## Data rows

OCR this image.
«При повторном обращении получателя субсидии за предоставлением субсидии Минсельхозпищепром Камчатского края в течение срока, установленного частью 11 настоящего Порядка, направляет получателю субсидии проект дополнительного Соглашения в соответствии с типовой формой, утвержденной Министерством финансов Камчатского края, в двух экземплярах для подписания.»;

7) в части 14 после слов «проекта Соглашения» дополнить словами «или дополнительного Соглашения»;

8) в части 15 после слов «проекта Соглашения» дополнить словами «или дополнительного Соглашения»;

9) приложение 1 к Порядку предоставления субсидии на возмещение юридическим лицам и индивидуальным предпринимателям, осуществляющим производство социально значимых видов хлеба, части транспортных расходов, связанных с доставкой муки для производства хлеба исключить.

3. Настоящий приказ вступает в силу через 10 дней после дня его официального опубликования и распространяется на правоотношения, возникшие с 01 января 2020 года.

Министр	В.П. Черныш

## What is needed
Among the lines above, count those containing the word "проекта" and give nothing but the result.

## Complete response
2